TASK BRIEF. Word for word, copy all the data and drop the pictures.

(Collected data)
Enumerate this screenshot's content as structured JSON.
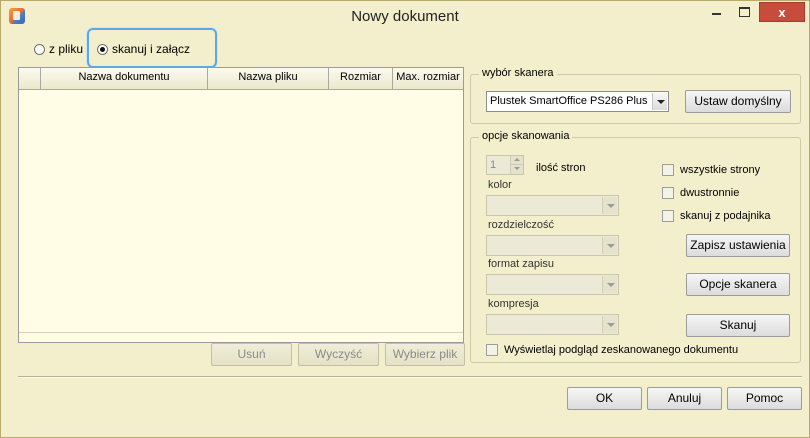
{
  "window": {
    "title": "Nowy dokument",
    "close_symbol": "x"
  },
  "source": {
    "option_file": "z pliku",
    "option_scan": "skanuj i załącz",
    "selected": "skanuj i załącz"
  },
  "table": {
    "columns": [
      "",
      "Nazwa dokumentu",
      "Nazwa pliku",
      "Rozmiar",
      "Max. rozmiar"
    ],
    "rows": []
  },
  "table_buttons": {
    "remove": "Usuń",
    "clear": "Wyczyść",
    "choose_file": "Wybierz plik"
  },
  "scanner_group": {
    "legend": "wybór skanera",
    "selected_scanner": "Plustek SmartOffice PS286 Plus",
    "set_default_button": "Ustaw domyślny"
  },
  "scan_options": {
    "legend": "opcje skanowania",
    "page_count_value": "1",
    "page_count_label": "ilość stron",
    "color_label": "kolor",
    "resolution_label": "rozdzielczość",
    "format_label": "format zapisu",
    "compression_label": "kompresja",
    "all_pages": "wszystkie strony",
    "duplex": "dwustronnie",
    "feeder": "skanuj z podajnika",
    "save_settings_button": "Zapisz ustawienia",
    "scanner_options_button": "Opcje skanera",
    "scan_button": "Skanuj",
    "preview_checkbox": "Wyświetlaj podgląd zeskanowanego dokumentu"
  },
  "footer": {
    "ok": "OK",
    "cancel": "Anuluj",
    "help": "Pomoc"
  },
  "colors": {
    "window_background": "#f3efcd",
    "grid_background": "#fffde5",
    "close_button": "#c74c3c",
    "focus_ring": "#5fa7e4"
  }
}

TASK ANSWER.
Enumerate this screenshot's content as structured JSON.
{
  "window": {
    "title": "Nowy dokument",
    "close_symbol": "x"
  },
  "source": {
    "option_file": "z pliku",
    "option_scan": "skanuj i załącz",
    "selected": "skanuj i załącz"
  },
  "table": {
    "columns": [
      "",
      "Nazwa dokumentu",
      "Nazwa pliku",
      "Rozmiar",
      "Max. rozmiar"
    ],
    "rows": []
  },
  "table_buttons": {
    "remove": "Usuń",
    "clear": "Wyczyść",
    "choose_file": "Wybierz plik"
  },
  "scanner_group": {
    "legend": "wybór skanera",
    "selected_scanner": "Plustek SmartOffice PS286 Plus",
    "set_default_button": "Ustaw domyślny"
  },
  "scan_options": {
    "legend": "opcje skanowania",
    "page_count_value": "1",
    "page_count_label": "ilość stron",
    "color_label": "kolor",
    "resolution_label": "rozdzielczość",
    "format_label": "format zapisu",
    "compression_label": "kompresja",
    "all_pages": "wszystkie strony",
    "duplex": "dwustronnie",
    "feeder": "skanuj z podajnika",
    "save_settings_button": "Zapisz ustawienia",
    "scanner_options_button": "Opcje skanera",
    "scan_button": "Skanuj",
    "preview_checkbox": "Wyświetlaj podgląd zeskanowanego dokumentu"
  },
  "footer": {
    "ok": "OK",
    "cancel": "Anuluj",
    "help": "Pomoc"
  },
  "colors": {
    "window_background": "#f3efcd",
    "grid_background": "#fffde5",
    "close_button": "#c74c3c",
    "focus_ring": "#5fa7e4"
  }
}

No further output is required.